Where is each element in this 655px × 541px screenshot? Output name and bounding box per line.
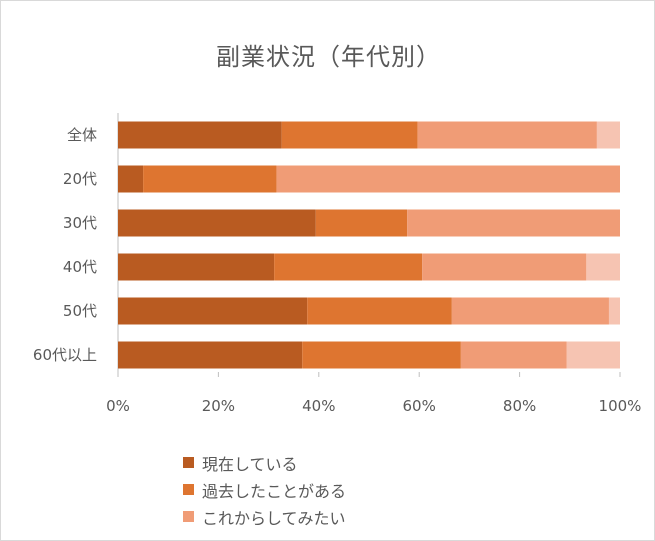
legend-label: これからしてみたい	[202, 508, 346, 528]
bar-segment	[118, 341, 303, 369]
category-label: 30代	[63, 214, 97, 232]
x-tick-label: 40%	[302, 397, 335, 415]
bar-segment	[460, 341, 567, 369]
bar-segment	[274, 253, 423, 281]
bar-segment	[118, 297, 308, 325]
chart-title: 副業状況（年代別）	[216, 43, 441, 71]
x-tick-label: 80%	[503, 397, 536, 415]
category-label: 40代	[63, 258, 97, 276]
bar-segment	[118, 253, 275, 281]
category-label: 全体	[67, 126, 97, 144]
bar-segment	[422, 253, 587, 281]
bar-segment	[608, 297, 620, 325]
legend-item: 過去したことがある	[183, 476, 346, 503]
bar-segment	[143, 165, 277, 193]
category-label: 60代以上	[33, 346, 97, 364]
legend-label: 過去したことがある	[202, 481, 347, 501]
bar-segment	[407, 209, 620, 237]
bar-segment	[315, 209, 408, 237]
x-tick-label: 100%	[599, 397, 642, 415]
bar-segment	[276, 165, 620, 193]
category-label: 50代	[63, 302, 97, 320]
bar-segment	[307, 297, 452, 325]
legend-swatch	[183, 511, 194, 522]
x-tick-label: 20%	[202, 397, 235, 415]
x-tick-label: 0%	[106, 397, 130, 415]
bar-segment	[596, 121, 620, 149]
bar-chart-plot: 0% 20% 40% 60% 80% 100% 全体 20代 30代 40代 50代 60代以上	[33, 113, 642, 415]
bar-segment	[451, 297, 609, 325]
bar-segment	[118, 165, 144, 193]
bar-segment	[586, 253, 620, 281]
x-tick-label: 60%	[403, 397, 436, 415]
legend-swatch	[183, 484, 194, 495]
legend-label: 現在している	[202, 454, 298, 474]
legend-item: これからしてみたい	[183, 503, 346, 530]
bar-segment	[566, 341, 620, 369]
legend-item: 現在している	[183, 449, 346, 476]
bar-segment	[417, 121, 597, 149]
bar-segment	[302, 341, 461, 369]
bar-segment	[281, 121, 418, 149]
legend-swatch	[183, 457, 194, 468]
bar-segment	[118, 121, 282, 149]
bar-segment	[118, 209, 316, 237]
category-label: 20代	[63, 170, 97, 188]
chart-legend: 現在している過去したことがある これからしてみたい	[183, 449, 346, 530]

********

# Aim
Could you copy every line of the items above character for character, omitting the picture placeholders?

# Answer below
Where is each element in this 655px × 541px screenshot? Output name and bounding box per line.
legend-label: これからしてみたい	[202, 508, 346, 528]
bar-segment	[118, 341, 303, 369]
category-label: 30代	[63, 214, 97, 232]
x-tick-label: 40%	[302, 397, 335, 415]
bar-segment	[460, 341, 567, 369]
bar-segment	[274, 253, 423, 281]
bar-segment	[118, 297, 308, 325]
chart-title: 副業状況（年代別）	[216, 43, 441, 71]
x-tick-label: 80%	[503, 397, 536, 415]
category-label: 40代	[63, 258, 97, 276]
bar-segment	[118, 253, 275, 281]
category-label: 全体	[67, 126, 97, 144]
bar-segment	[422, 253, 587, 281]
bar-segment	[608, 297, 620, 325]
legend-item: 過去したことがある	[183, 476, 346, 503]
bar-segment	[143, 165, 277, 193]
category-label: 60代以上	[33, 346, 97, 364]
legend-label: 過去したことがある	[202, 481, 347, 501]
bar-segment	[407, 209, 620, 237]
bar-segment	[315, 209, 408, 237]
x-tick-label: 100%	[599, 397, 642, 415]
bar-segment	[276, 165, 620, 193]
category-label: 50代	[63, 302, 97, 320]
bar-segment	[307, 297, 452, 325]
legend-swatch	[183, 511, 194, 522]
x-tick-label: 20%	[202, 397, 235, 415]
x-tick-label: 0%	[106, 397, 130, 415]
bar-segment	[596, 121, 620, 149]
bar-chart-plot: 0% 20% 40% 60% 80% 100% 全体 20代 30代 40代 50代 60代以上	[33, 113, 642, 415]
bar-segment	[451, 297, 609, 325]
bar-segment	[118, 165, 144, 193]
bar-segment	[586, 253, 620, 281]
x-tick-label: 60%	[403, 397, 436, 415]
legend-swatch	[183, 484, 194, 495]
legend-label: 現在している	[202, 454, 298, 474]
legend-item: これからしてみたい	[183, 503, 346, 530]
bar-segment	[566, 341, 620, 369]
legend-item: 現在している	[183, 449, 346, 476]
bar-segment	[417, 121, 597, 149]
bar-segment	[302, 341, 461, 369]
bar-segment	[281, 121, 418, 149]
legend-swatch	[183, 457, 194, 468]
bar-segment	[118, 121, 282, 149]
bar-segment	[118, 209, 316, 237]
category-label: 20代	[63, 170, 97, 188]
chart-legend: 現在している過去したことがある これからしてみたい	[183, 449, 346, 530]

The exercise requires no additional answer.